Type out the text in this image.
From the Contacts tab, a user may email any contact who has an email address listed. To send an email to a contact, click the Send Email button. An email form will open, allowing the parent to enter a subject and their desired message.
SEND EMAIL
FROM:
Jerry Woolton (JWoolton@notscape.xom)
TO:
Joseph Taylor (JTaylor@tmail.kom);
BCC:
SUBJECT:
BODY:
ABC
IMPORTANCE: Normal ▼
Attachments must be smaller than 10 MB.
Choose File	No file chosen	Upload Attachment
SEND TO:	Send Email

+-------+

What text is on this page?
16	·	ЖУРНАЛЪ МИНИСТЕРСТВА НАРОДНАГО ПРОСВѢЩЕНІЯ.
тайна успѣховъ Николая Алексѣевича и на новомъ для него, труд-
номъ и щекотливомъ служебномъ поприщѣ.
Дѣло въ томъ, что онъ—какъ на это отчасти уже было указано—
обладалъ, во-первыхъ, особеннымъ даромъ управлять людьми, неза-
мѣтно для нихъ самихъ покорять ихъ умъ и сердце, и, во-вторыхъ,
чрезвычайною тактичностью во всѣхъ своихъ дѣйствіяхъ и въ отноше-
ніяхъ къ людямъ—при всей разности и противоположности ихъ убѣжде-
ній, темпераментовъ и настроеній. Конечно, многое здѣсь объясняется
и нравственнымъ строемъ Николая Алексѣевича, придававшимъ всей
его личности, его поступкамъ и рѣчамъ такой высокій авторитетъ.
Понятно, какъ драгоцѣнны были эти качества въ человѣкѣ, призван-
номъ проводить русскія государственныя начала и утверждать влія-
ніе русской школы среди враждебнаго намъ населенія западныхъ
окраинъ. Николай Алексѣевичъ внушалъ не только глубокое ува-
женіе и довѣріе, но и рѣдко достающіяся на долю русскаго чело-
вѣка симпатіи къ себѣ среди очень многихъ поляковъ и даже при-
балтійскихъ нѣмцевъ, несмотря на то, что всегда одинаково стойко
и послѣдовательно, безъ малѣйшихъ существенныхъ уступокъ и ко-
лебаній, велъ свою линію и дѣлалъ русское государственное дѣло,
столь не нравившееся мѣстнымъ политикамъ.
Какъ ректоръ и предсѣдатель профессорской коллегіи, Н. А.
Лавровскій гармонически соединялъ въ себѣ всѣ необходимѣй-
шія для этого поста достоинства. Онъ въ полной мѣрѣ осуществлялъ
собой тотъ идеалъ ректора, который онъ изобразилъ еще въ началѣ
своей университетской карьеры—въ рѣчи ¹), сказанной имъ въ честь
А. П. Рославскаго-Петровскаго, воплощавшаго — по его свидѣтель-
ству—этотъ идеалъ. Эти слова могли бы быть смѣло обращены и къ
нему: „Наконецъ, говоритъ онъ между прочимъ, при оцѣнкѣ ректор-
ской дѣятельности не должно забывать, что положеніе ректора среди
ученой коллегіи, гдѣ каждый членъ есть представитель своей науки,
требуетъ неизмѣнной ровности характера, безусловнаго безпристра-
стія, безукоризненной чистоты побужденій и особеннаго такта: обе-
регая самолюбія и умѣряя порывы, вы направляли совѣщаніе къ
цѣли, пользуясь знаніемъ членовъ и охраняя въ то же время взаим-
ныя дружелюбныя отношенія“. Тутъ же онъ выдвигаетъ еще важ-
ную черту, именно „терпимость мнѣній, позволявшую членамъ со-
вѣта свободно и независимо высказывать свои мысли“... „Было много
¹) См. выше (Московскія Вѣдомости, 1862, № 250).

+-------+

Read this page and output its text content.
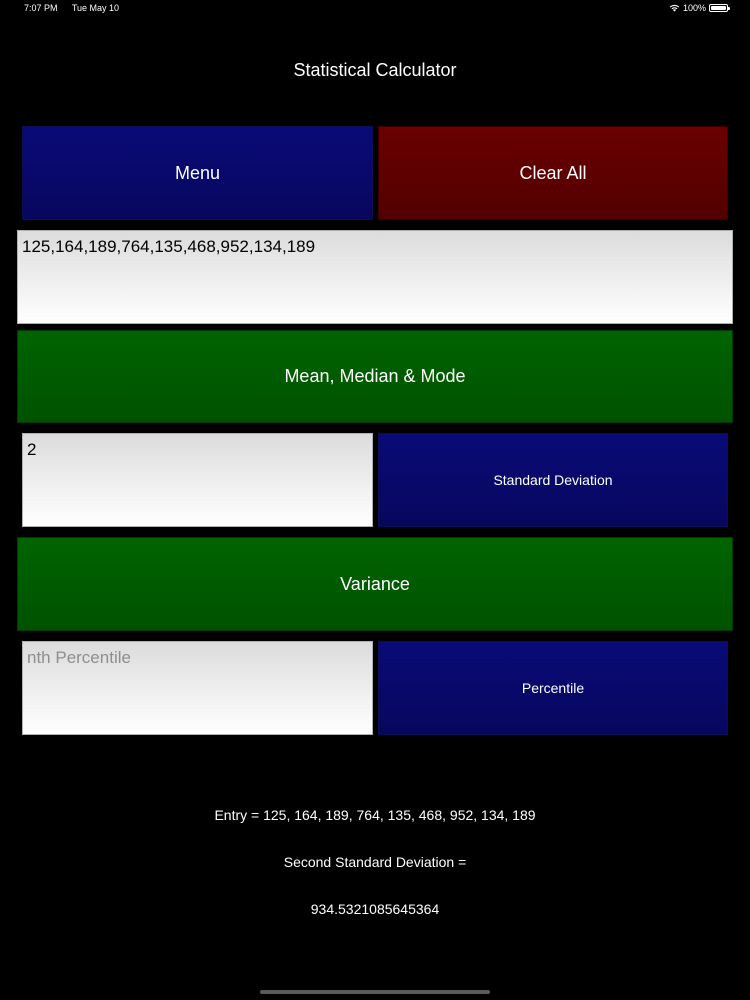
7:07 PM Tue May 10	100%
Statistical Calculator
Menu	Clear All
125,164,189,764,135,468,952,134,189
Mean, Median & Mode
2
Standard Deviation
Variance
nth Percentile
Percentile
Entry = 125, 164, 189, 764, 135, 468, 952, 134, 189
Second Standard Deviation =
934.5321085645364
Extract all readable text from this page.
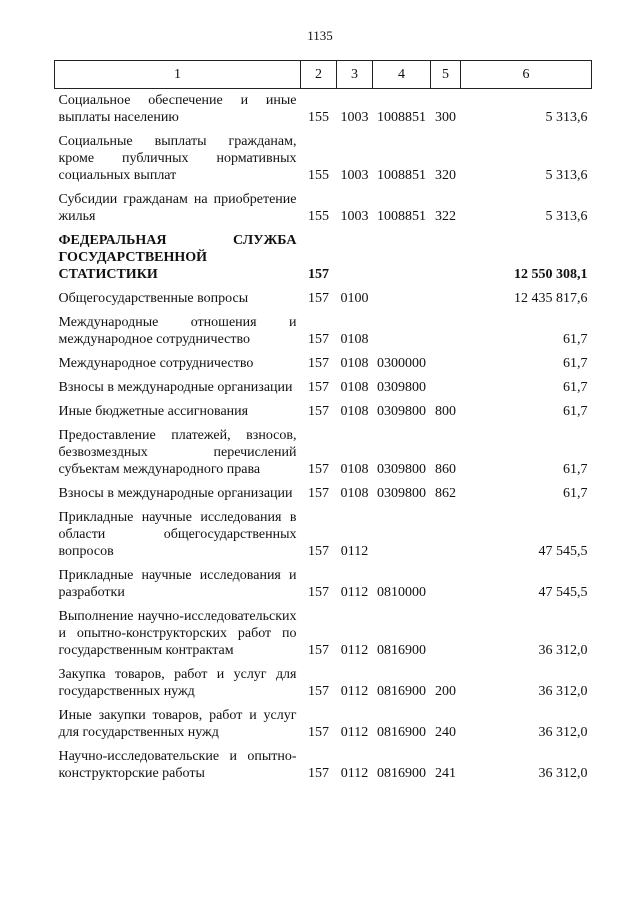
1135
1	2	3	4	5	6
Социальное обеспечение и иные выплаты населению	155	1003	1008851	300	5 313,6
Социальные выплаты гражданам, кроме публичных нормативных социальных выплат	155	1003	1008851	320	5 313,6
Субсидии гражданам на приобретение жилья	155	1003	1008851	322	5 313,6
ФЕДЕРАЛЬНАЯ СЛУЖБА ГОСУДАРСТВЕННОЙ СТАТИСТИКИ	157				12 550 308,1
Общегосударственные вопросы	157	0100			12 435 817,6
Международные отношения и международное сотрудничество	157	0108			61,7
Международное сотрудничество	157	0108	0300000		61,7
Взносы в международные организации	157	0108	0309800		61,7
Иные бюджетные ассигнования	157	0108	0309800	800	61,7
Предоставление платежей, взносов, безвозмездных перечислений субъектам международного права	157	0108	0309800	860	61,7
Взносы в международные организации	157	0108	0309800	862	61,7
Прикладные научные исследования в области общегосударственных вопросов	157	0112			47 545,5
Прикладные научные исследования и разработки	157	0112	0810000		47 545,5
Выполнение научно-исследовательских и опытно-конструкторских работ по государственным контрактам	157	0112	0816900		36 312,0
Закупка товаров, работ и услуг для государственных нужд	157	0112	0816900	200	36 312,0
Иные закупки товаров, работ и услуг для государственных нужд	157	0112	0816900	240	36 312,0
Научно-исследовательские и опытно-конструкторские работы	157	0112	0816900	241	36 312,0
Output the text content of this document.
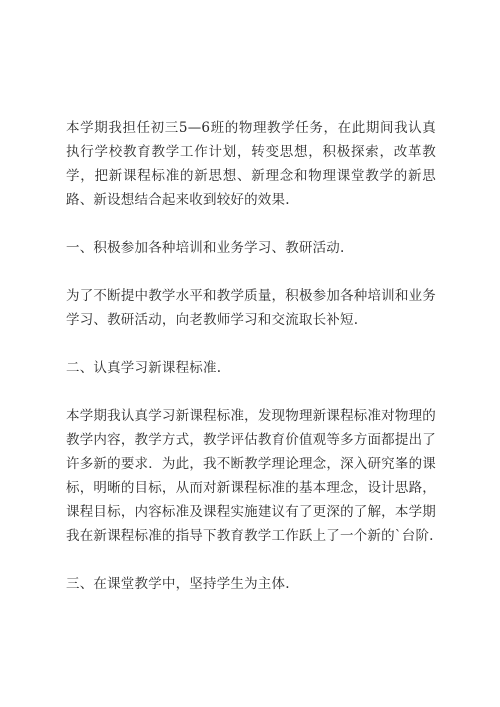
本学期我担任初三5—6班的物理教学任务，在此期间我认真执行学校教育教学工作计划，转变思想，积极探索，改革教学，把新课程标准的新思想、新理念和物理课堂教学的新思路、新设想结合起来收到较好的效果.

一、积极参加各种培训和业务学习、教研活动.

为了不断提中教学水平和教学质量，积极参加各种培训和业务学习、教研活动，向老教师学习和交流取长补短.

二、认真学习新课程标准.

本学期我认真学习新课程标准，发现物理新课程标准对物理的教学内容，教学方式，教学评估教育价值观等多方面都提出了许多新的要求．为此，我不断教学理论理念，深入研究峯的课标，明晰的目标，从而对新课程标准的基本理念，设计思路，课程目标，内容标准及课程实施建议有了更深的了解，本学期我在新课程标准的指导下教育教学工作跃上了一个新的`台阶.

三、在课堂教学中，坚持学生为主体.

+-------+

**Problem requirements:** List all lines holding the string "text".

**Answer to the exercise:**
Type out the text in this image.
What text is on this page?
Read this page and output its text content.
Extract all readable text from this page.
Output the text content of this document.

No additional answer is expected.